_WHAT TO WORK ON_. Each line containing the word "Thank" must be collected.

_TASK INPUT_.

◇ ◇ ◇

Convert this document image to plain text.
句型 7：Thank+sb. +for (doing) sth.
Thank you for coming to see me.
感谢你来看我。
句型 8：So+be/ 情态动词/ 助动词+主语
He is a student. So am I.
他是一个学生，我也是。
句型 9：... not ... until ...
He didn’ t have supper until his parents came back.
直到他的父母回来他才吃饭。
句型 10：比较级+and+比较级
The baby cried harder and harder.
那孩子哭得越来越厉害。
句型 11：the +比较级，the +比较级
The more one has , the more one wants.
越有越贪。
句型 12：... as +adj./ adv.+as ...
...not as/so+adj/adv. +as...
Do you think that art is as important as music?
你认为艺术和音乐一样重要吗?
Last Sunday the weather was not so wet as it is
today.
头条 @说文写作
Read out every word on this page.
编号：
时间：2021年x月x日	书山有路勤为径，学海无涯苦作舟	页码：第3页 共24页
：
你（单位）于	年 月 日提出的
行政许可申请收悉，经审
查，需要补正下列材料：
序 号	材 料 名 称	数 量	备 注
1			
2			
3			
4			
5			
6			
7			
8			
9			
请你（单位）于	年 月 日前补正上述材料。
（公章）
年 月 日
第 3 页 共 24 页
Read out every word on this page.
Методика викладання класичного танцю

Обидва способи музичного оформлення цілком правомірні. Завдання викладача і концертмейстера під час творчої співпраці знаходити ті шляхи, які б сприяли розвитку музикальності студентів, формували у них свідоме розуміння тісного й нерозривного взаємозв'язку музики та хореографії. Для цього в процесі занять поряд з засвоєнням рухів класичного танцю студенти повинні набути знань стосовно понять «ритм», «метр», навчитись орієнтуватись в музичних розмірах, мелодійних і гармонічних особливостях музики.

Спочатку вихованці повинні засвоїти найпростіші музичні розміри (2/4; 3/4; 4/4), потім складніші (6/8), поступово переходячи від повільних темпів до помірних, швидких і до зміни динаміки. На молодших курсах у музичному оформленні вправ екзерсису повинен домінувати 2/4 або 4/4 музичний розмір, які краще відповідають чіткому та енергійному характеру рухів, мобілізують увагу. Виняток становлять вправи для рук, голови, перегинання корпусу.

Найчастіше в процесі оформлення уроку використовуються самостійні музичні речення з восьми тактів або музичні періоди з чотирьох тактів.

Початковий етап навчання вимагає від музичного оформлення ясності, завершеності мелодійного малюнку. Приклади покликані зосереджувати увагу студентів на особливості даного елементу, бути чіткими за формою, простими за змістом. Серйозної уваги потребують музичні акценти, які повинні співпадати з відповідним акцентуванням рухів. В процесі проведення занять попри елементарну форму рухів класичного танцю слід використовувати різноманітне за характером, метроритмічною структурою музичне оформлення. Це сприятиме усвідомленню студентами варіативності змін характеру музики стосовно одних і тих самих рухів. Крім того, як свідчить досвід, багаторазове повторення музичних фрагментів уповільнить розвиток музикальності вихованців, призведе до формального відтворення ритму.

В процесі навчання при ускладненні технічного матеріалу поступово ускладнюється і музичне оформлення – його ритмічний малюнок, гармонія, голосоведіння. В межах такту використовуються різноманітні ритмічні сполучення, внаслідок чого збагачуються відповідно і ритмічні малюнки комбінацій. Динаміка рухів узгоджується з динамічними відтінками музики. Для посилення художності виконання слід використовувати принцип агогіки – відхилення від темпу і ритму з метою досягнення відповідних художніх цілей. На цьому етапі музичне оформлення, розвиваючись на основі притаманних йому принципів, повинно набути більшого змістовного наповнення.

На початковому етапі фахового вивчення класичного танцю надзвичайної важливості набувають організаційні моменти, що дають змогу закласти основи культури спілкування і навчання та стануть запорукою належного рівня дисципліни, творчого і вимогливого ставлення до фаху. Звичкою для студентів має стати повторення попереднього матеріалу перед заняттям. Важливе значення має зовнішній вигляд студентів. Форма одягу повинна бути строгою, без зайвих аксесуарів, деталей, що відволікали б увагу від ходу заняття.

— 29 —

◇ ◇ ◇

_SOLUTION_.
句型 7：Thank+sb. +for (doing) sth.
Thank you for coming to see me.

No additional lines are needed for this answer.